INSTRUCTIONS FOR THE TASK => The line containing "Read out every word on this page." marks where to begin; quote it and every line after it through the end of the data, exactly as written.

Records
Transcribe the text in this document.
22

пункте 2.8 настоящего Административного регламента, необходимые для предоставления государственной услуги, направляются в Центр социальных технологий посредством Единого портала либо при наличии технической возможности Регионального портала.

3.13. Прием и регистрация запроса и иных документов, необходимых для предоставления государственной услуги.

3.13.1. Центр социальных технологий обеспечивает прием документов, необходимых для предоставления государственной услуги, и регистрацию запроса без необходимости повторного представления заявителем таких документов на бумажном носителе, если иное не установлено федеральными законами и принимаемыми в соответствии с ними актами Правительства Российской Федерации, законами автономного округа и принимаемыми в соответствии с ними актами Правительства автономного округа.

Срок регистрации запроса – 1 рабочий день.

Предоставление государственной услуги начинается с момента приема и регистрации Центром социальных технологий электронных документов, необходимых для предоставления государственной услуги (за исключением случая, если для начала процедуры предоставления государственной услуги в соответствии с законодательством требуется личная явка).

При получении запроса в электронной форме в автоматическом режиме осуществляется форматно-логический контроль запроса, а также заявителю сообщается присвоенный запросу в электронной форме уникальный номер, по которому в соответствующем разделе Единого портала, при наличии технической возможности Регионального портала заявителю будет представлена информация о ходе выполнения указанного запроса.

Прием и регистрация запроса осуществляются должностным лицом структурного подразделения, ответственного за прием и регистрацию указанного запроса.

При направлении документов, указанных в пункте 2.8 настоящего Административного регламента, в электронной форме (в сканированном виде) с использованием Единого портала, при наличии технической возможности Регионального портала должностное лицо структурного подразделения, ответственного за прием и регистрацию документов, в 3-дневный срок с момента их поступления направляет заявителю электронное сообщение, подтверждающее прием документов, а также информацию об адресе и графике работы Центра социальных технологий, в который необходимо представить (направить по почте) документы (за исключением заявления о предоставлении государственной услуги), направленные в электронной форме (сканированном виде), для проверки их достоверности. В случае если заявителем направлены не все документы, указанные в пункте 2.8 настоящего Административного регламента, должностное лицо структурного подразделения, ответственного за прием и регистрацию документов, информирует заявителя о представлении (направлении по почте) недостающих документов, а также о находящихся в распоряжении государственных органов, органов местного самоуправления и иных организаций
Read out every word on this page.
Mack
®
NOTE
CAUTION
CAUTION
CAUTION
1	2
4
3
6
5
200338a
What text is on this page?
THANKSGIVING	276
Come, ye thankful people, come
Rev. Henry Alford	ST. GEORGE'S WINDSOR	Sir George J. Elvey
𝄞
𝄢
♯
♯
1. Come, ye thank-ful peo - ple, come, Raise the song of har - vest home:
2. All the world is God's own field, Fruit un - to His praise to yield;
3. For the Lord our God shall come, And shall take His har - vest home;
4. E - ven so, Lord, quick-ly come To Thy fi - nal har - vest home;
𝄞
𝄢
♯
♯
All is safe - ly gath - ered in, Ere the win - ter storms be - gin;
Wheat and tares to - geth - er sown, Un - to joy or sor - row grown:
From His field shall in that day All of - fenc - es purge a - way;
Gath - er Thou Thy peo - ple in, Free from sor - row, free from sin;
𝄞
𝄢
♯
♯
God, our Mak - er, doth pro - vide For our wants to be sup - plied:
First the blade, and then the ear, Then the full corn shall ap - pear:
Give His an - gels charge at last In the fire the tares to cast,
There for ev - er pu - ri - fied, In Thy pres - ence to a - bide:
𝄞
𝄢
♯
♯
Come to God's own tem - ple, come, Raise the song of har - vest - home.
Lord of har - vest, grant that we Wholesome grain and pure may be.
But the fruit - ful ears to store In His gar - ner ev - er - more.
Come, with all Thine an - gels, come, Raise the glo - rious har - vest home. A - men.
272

RESPONSE FOR THIS EXERCISE =>
Read out every word on this page.
Mack
®
NOTE
CAUTION
CAUTION
CAUTION
1	2
4
3
6
5
200338a
What text is on this page?
THANKSGIVING	276
Come, ye thankful people, come
Rev. Henry Alford	ST. GEORGE'S WINDSOR	Sir George J. Elvey
𝄞
𝄢
♯
♯
1. Come, ye thank-ful peo - ple, come, Raise the song of har - vest home:
2. All the world is God's own field, Fruit un - to His praise to yield;
3. For the Lord our God shall come, And shall take His har - vest home;
4. E - ven so, Lord, quick-ly come To Thy fi - nal har - vest home;
𝄞
𝄢
♯
♯
All is safe - ly gath - ered in, Ere the win - ter storms be - gin;
Wheat and tares to - geth - er sown, Un - to joy or sor - row grown:
From His field shall in that day All of - fenc - es purge a - way;
Gath - er Thou Thy peo - ple in, Free from sor - row, free from sin;
𝄞
𝄢
♯
♯
God, our Mak - er, doth pro - vide For our wants to be sup - plied:
First the blade, and then the ear, Then the full corn shall ap - pear:
Give His an - gels charge at last In the fire the tares to cast,
There for ev - er pu - ri - fied, In Thy pres - ence to a - bide:
𝄞
𝄢
♯
♯
Come to God's own tem - ple, come, Raise the song of har - vest - home.
Lord of har - vest, grant that we Wholesome grain and pure may be.
But the fruit - ful ears to store In His gar - ner ev - er - more.
Come, with all Thine an - gels, come, Raise the glo - rious har - vest home. A - men.
272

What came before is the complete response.